──────── Input for this task ────────
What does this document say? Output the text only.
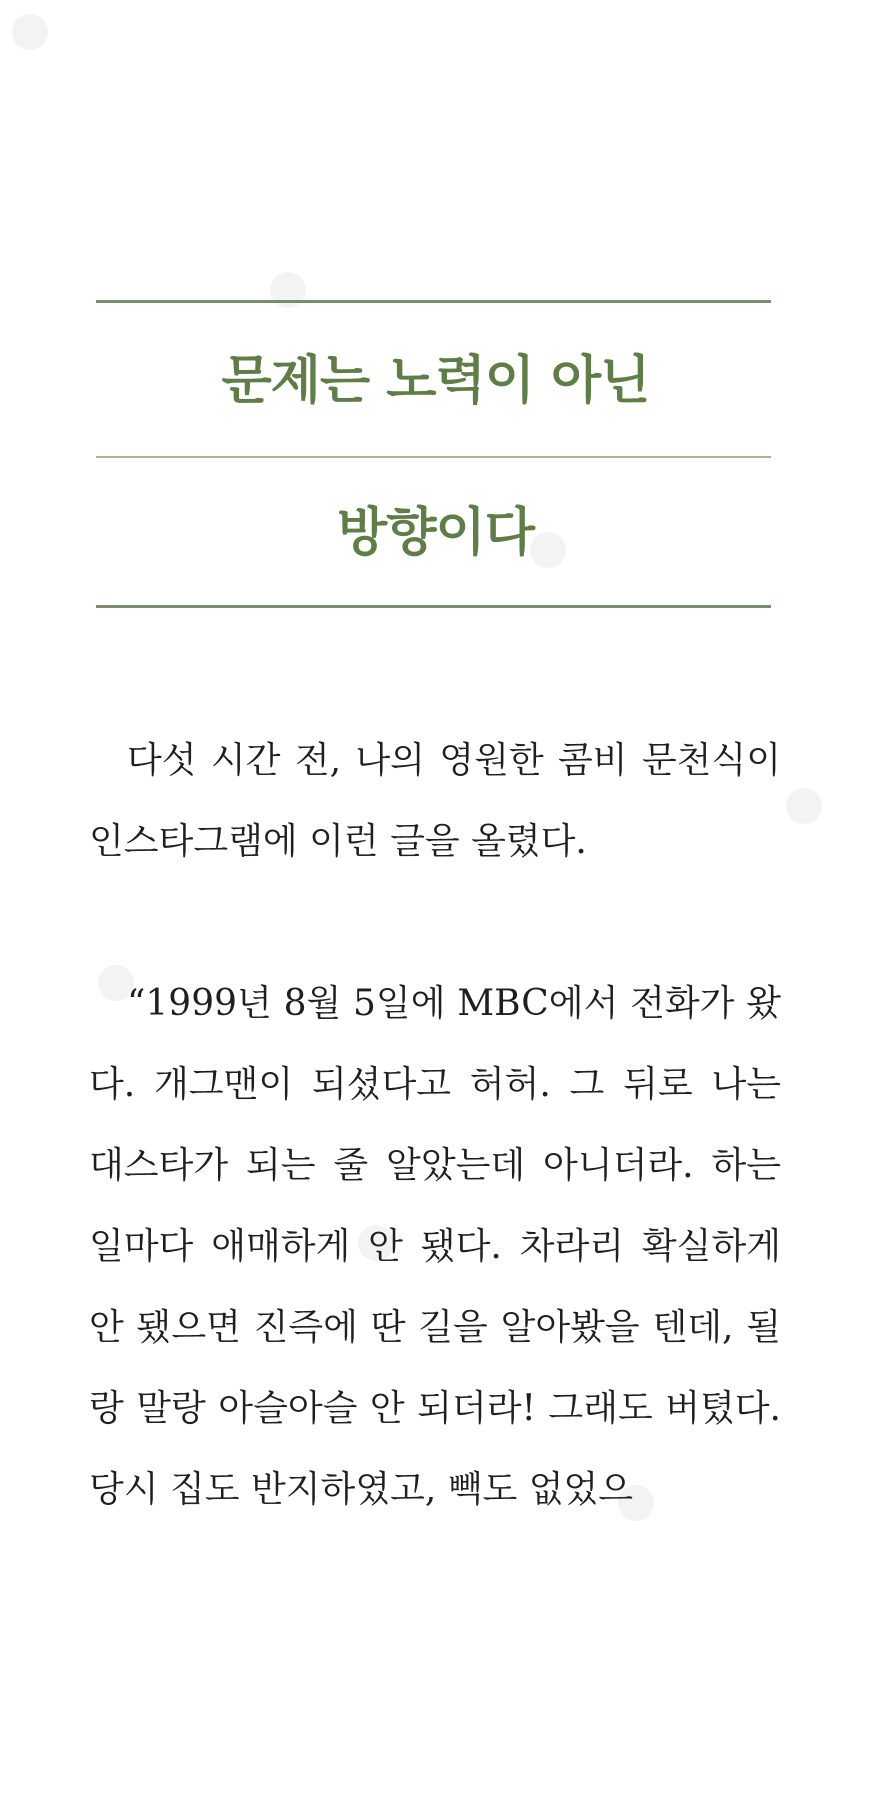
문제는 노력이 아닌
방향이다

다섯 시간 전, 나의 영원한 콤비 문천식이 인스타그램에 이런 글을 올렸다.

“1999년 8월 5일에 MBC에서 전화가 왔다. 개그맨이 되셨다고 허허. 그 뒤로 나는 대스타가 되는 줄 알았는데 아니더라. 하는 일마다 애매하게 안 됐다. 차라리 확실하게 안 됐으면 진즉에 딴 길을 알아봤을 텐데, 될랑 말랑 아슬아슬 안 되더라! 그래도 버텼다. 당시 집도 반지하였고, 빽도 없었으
────────
» **Given request**:
Output the data exactly. Pictures don't belong in the result.

» **Full answer**:
What does this document say? Output the text only.
문제는 노력이 아닌
방향이다

다섯 시간 전, 나의 영원한 콤비 문천식이 인스타그램에 이런 글을 올렸다.

“1999년 8월 5일에 MBC에서 전화가 왔다. 개그맨이 되셨다고 허허. 그 뒤로 나는 대스타가 되는 줄 알았는데 아니더라. 하는 일마다 애매하게 안 됐다. 차라리 확실하게 안 됐으면 진즉에 딴 길을 알아봤을 텐데, 될랑 말랑 아슬아슬 안 되더라! 그래도 버텼다. 당시 집도 반지하였고, 빽도 없었으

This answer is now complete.